# [Brief]
Copy each line holding the string "more".

# [Entries provided]

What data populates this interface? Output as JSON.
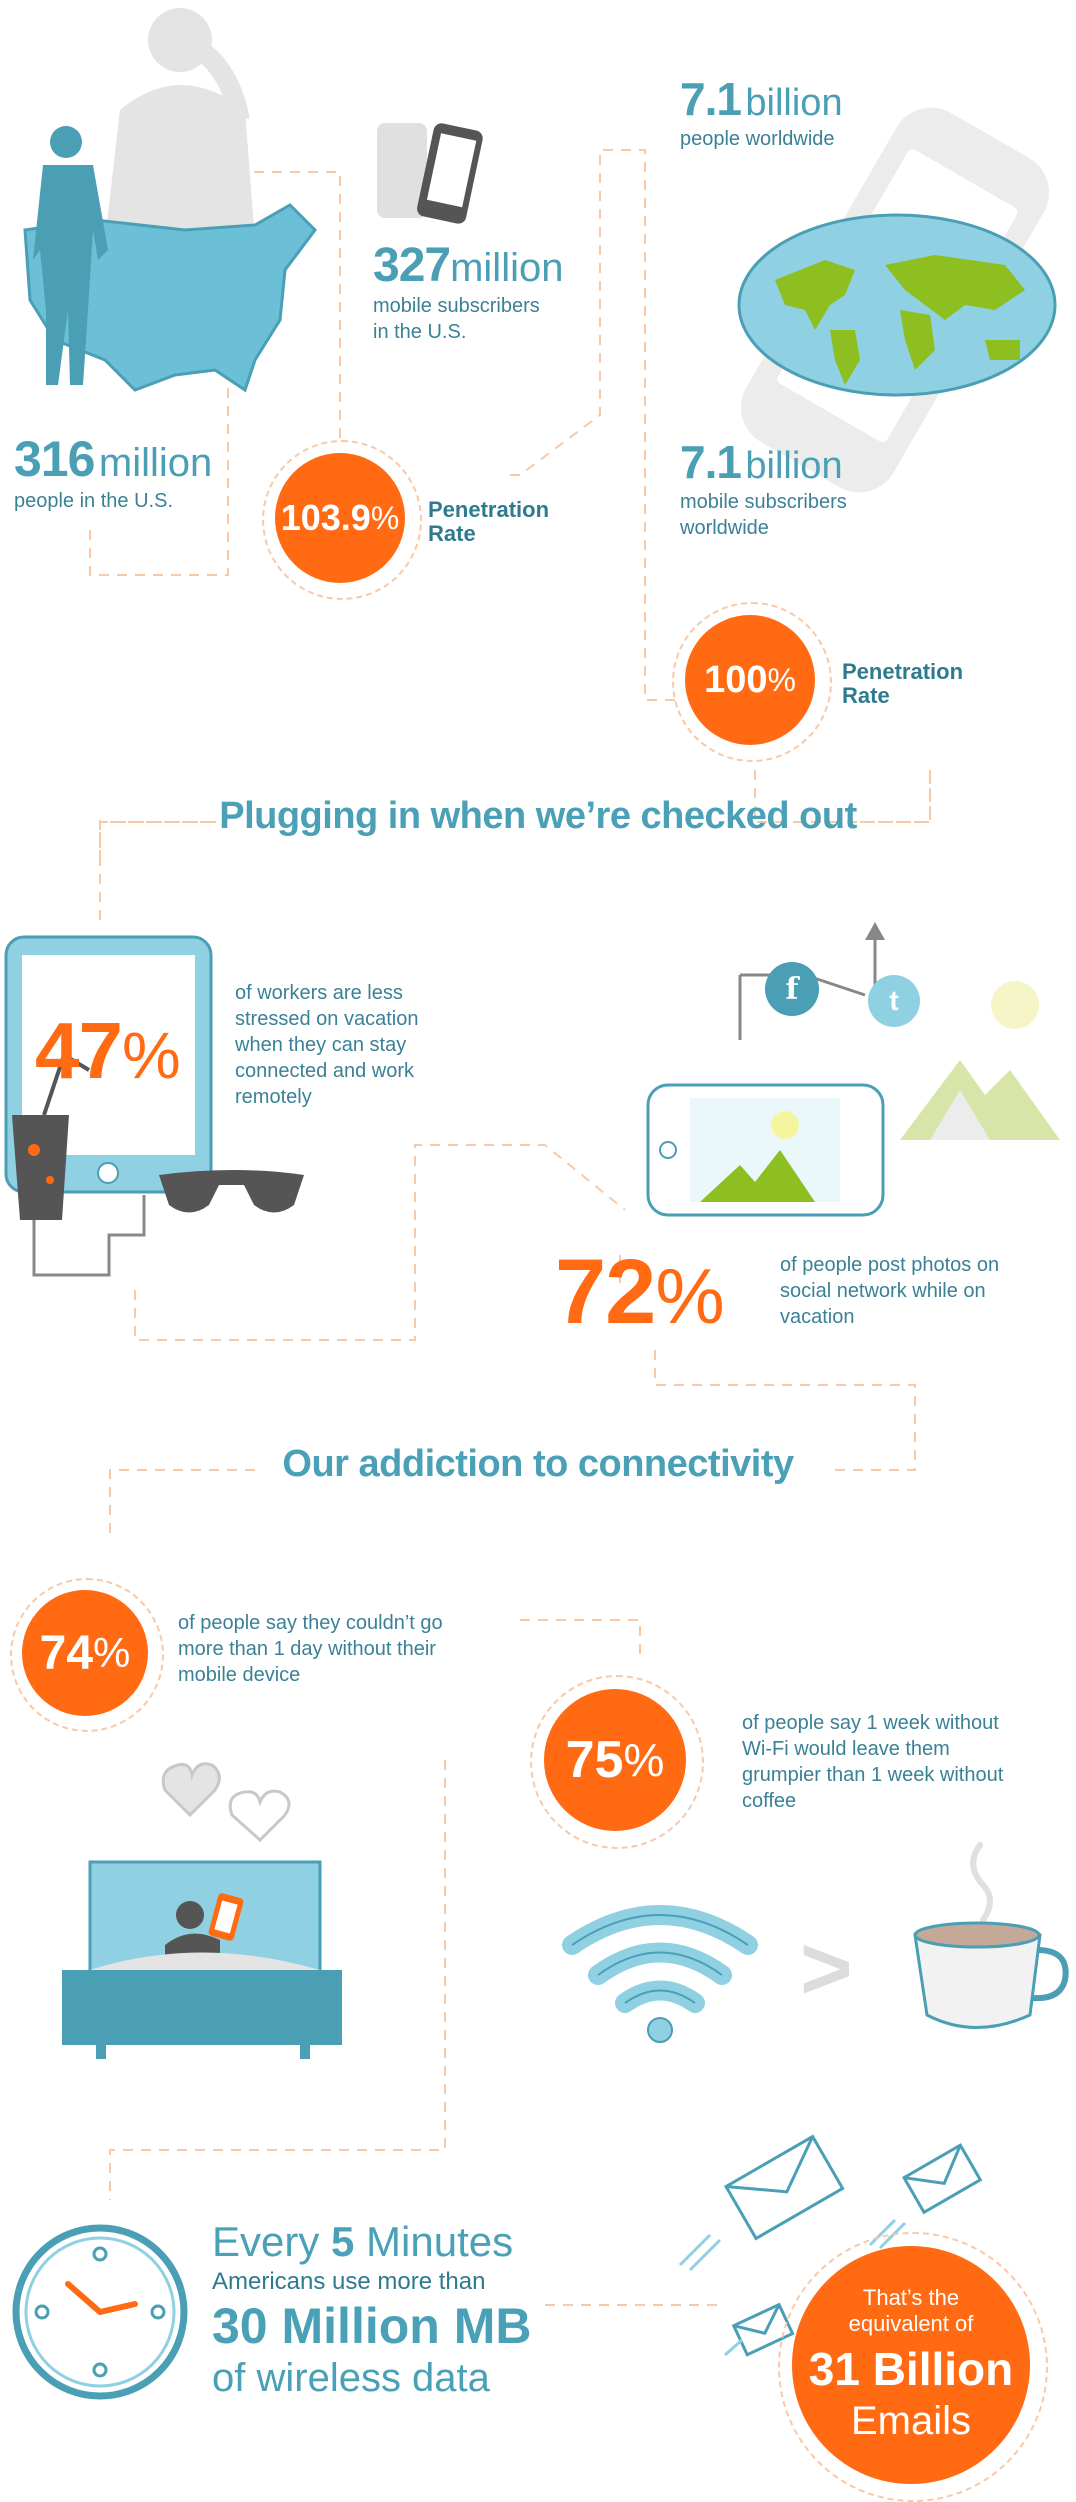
{
  "us": {
    "population_number": "316",
    "population_unit": "million",
    "population_label": "people in the U.S.",
    "subscribers_number": "327",
    "subscribers_unit": "million",
    "subscribers_label_line1": "mobile subscribers",
    "subscribers_label_line2": "in the U.S.",
    "penetration_value": "103.9",
    "penetration_percent": "%",
    "penetration_label_line1": "Penetration",
    "penetration_label_line2": "Rate"
  },
  "world": {
    "population_number": "7.1",
    "population_unit": "billion",
    "population_label": "people worldwide",
    "subscribers_number": "7.1",
    "subscribers_unit": "billion",
    "subscribers_label_line1": "mobile subscribers",
    "subscribers_label_line2": "worldwide",
    "penetration_value": "100",
    "penetration_percent": "%",
    "penetration_label_line1": "Penetration",
    "penetration_label_line2": "Rate"
  },
  "section1": {
    "title": "Plugging in when we’re checked out",
    "stat1_value": "47",
    "stat1_percent": "%",
    "stat1_lines": [
      "of workers are less",
      "stressed on vacation",
      "when they can stay",
      "connected and work",
      "remotely"
    ],
    "stat2_value": "72",
    "stat2_percent": "%",
    "stat2_lines": [
      "of people post photos on",
      "social network while on",
      "vacation"
    ],
    "facebook_glyph": "f",
    "twitter_glyph": "t"
  },
  "section2": {
    "title": "Our addiction to connectivity",
    "stat1_value": "74",
    "stat1_percent": "%",
    "stat1_lines": [
      "of people say they couldn’t go",
      "more than 1 day without their",
      "mobile device"
    ],
    "stat2_value": "75",
    "stat2_percent": "%",
    "stat2_lines": [
      "of people say 1 week without",
      "Wi-Fi would leave them",
      "grumpier than 1 week without",
      "coffee"
    ],
    "greater_than": ">"
  },
  "data_usage": {
    "every_prefix": "Every ",
    "every_number": "5",
    "every_suffix": " Minutes",
    "line2": "Americans use more than",
    "amount": "30 Million MB",
    "line4": "of wireless data",
    "equiv_line1": "That’s the",
    "equiv_line2": "equivalent of",
    "emails_number": "31 Billion",
    "emails_label": "Emails"
  },
  "colors": {
    "orange": "#ff6a13",
    "teal": "#4a9fb5",
    "light_blue": "#8fd0e2",
    "green": "#8cbf1f",
    "gray": "#e2e2e2"
  }
}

# [Output for this exercise]
      "more than 1 day without their",
    "line2": "Americans use more than",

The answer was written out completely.